WORK TO COMPLETE: Search the data for the string "season" and extract every line where it appears.

## Start

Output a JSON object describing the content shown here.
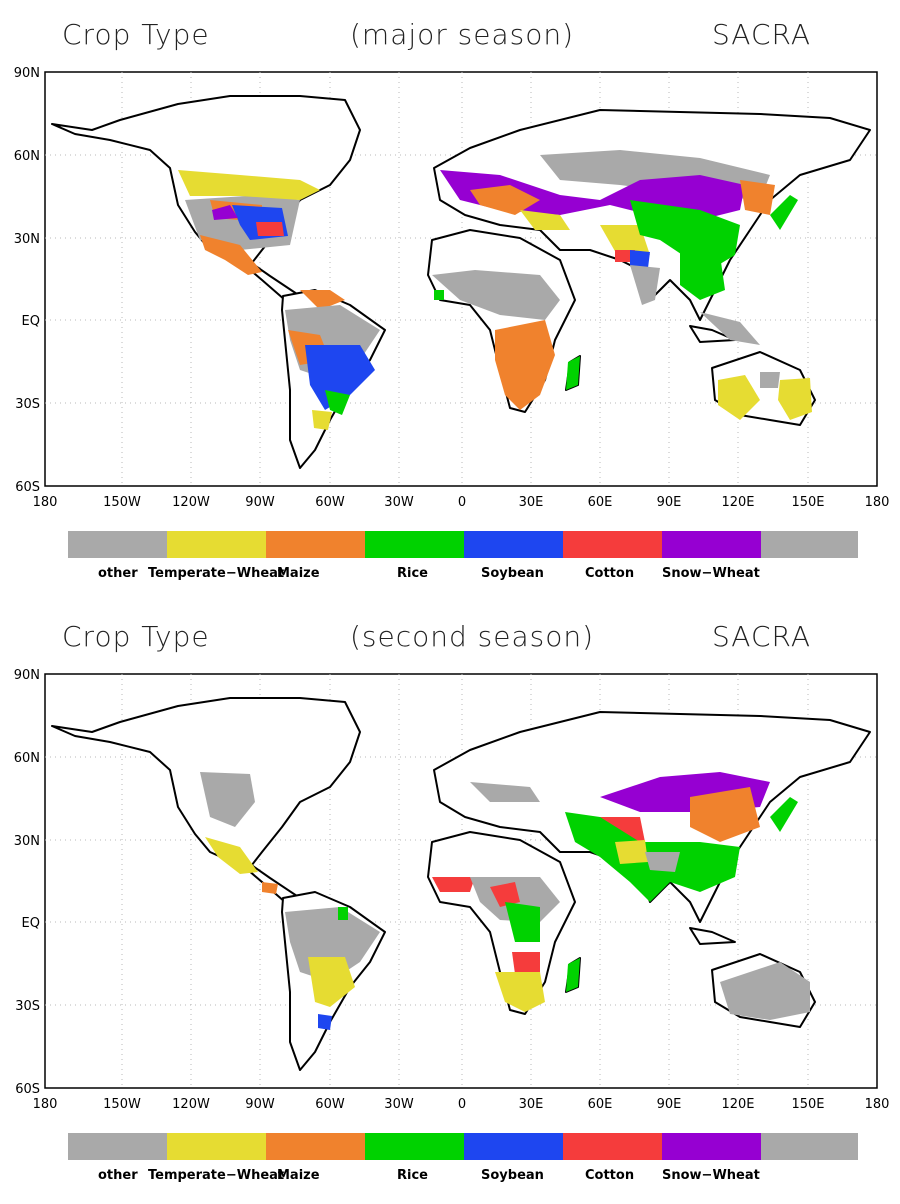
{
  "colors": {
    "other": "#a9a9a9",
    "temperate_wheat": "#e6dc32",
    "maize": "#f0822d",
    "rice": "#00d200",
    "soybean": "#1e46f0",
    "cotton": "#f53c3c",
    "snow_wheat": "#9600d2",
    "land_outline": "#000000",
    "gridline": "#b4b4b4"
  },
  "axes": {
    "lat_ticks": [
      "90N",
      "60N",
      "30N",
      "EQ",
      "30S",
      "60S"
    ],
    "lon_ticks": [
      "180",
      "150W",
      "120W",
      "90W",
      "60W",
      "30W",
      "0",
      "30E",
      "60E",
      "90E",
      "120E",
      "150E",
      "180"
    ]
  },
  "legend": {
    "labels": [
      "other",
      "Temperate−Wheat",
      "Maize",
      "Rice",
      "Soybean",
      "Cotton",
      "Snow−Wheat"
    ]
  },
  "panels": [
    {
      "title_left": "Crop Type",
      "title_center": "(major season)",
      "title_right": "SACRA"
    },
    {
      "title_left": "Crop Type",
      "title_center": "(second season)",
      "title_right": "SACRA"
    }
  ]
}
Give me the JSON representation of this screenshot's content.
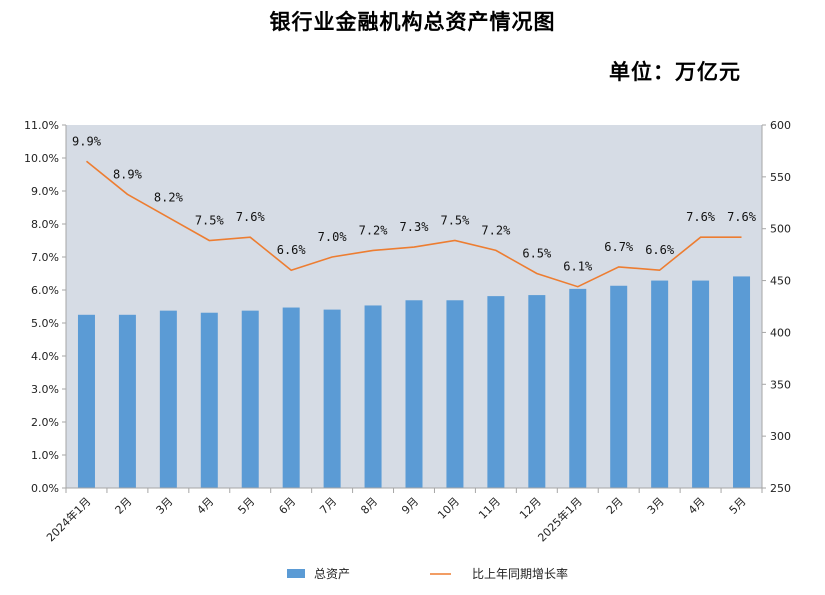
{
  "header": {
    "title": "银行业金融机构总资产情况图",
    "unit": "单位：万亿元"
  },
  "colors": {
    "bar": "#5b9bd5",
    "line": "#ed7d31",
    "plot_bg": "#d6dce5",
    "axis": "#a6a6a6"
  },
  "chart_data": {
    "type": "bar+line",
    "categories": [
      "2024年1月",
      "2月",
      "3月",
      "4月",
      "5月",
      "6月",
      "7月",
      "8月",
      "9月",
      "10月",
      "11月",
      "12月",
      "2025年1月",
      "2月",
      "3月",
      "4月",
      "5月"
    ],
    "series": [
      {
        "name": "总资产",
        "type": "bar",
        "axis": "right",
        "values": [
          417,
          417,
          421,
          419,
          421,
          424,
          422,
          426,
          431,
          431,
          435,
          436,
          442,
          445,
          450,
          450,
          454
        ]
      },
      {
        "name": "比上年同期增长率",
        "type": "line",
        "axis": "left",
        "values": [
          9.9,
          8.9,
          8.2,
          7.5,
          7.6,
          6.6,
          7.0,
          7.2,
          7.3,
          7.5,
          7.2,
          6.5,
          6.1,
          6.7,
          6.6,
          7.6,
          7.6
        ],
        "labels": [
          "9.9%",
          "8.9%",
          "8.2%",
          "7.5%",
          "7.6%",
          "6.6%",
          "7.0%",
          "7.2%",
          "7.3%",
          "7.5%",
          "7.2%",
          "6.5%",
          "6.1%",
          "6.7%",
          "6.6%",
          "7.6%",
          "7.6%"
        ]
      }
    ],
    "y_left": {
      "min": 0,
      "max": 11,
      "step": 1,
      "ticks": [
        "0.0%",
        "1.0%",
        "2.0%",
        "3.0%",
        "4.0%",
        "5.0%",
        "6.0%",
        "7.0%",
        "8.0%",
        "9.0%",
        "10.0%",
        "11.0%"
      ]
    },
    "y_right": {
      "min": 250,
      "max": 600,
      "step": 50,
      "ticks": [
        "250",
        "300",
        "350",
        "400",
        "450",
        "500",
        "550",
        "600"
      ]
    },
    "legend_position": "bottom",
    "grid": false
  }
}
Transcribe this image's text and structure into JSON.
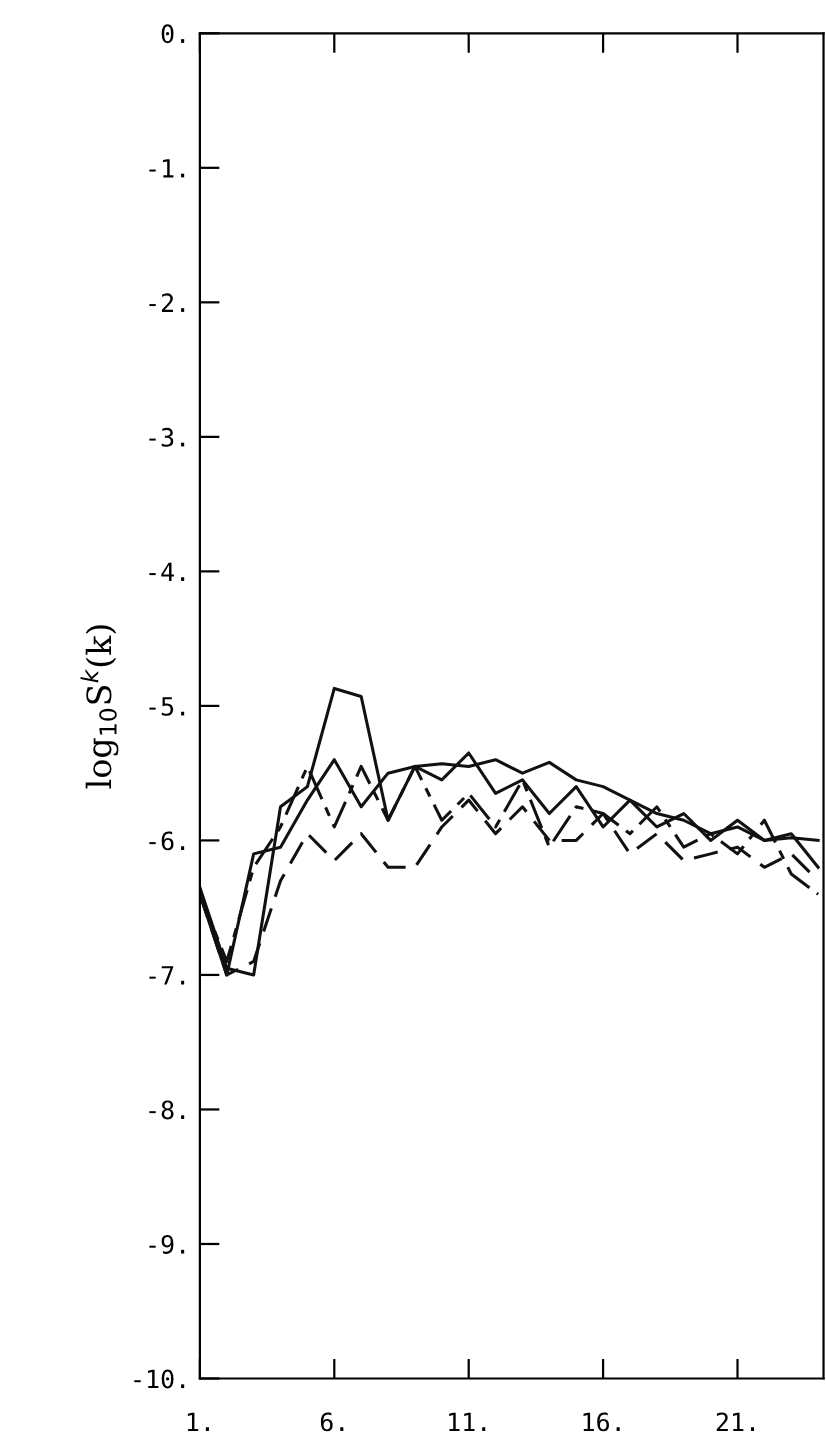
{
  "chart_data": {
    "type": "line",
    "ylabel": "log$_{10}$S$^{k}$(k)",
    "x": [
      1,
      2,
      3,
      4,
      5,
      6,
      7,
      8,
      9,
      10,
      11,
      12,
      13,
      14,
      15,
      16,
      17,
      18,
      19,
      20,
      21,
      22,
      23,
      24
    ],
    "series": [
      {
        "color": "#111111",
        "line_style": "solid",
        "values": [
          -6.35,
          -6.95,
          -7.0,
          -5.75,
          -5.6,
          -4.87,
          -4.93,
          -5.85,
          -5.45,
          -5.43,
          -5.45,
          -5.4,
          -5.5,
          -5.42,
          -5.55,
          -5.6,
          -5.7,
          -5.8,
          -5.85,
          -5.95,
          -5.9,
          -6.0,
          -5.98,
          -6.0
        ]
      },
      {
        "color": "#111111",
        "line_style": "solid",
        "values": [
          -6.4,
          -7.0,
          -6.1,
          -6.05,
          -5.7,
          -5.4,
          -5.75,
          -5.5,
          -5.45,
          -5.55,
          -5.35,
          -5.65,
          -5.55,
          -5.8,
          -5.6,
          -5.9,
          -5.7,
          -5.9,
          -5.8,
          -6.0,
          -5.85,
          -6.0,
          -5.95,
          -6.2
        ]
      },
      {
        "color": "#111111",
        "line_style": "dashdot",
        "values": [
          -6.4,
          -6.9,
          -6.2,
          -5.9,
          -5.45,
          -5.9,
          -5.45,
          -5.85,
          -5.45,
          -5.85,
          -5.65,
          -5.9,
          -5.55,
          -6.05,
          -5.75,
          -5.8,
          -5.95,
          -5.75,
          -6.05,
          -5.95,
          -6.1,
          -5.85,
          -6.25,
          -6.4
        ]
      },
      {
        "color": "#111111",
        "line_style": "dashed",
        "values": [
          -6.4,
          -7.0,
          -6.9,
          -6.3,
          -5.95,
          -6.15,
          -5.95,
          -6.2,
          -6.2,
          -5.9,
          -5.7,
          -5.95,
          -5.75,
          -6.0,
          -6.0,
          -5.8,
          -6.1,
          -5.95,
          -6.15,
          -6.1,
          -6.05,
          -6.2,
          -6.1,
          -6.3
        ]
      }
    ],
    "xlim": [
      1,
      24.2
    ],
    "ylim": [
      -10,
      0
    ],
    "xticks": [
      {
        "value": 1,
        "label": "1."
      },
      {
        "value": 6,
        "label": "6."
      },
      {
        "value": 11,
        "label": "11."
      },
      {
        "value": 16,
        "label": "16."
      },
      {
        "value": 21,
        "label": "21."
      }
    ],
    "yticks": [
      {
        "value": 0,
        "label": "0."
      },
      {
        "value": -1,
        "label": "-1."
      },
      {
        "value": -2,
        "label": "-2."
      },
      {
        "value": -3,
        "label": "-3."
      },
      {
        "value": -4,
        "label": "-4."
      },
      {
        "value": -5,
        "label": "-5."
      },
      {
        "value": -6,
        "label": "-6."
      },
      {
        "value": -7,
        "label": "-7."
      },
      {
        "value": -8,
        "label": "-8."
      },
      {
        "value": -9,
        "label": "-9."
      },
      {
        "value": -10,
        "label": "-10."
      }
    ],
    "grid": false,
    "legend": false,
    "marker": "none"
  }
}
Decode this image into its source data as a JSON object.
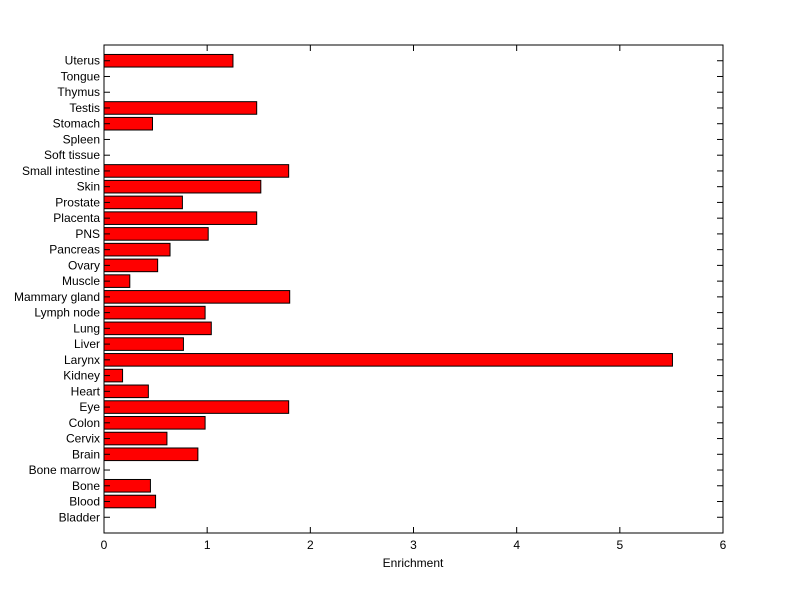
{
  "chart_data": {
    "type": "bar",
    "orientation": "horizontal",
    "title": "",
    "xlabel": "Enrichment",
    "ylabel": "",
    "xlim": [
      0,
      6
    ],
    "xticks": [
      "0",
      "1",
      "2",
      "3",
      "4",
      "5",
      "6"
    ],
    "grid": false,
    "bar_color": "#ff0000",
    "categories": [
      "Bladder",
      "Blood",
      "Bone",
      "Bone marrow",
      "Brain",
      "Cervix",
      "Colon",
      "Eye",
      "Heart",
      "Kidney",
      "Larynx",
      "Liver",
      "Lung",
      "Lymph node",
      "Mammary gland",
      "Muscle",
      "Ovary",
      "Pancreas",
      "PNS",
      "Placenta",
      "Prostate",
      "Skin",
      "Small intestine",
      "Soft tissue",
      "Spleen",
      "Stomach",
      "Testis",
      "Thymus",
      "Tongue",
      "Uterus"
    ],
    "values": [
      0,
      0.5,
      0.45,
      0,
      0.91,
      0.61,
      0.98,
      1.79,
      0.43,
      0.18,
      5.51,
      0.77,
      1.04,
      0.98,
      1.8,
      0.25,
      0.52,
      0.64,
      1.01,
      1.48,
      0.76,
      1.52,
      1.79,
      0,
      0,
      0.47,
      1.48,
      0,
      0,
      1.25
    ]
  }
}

## End

REPLY:
      "title_center": "(major season)",
      "title_center": "(second season)",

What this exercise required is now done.